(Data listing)
[START]

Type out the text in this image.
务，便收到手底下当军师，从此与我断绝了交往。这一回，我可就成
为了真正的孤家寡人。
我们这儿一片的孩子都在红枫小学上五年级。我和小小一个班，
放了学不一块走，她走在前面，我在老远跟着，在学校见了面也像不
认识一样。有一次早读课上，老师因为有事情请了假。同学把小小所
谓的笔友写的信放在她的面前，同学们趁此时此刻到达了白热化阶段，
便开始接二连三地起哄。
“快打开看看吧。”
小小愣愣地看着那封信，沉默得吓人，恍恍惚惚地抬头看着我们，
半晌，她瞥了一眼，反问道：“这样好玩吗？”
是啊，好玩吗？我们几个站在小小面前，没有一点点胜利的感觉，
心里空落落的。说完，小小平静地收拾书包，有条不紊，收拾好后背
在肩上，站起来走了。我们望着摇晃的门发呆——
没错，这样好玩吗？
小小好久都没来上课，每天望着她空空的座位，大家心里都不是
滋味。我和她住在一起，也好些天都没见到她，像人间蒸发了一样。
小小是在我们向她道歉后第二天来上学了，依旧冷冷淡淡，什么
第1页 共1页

[END]

*To do*. Write the listing out again, exactly as it reads.

*Output below*.
Type out the text in this image.
务，便收到手底下当军师，从此与我断绝了交往。这一回，我可就成
为了真正的孤家寡人。
我们这儿一片的孩子都在红枫小学上五年级。我和小小一个班，
放了学不一块走，她走在前面，我在老远跟着，在学校见了面也像不
认识一样。有一次早读课上，老师因为有事情请了假。同学把小小所
谓的笔友写的信放在她的面前，同学们趁此时此刻到达了白热化阶段，
便开始接二连三地起哄。
“快打开看看吧。”
小小愣愣地看着那封信，沉默得吓人，恍恍惚惚地抬头看着我们，
半晌，她瞥了一眼，反问道：“这样好玩吗？”
是啊，好玩吗？我们几个站在小小面前，没有一点点胜利的感觉，
心里空落落的。说完，小小平静地收拾书包，有条不紊，收拾好后背
在肩上，站起来走了。我们望着摇晃的门发呆——
没错，这样好玩吗？
小小好久都没来上课，每天望着她空空的座位，大家心里都不是
滋味。我和她住在一起，也好些天都没见到她，像人间蒸发了一样。
小小是在我们向她道歉后第二天来上学了，依旧冷冷淡淡，什么
第1页 共1页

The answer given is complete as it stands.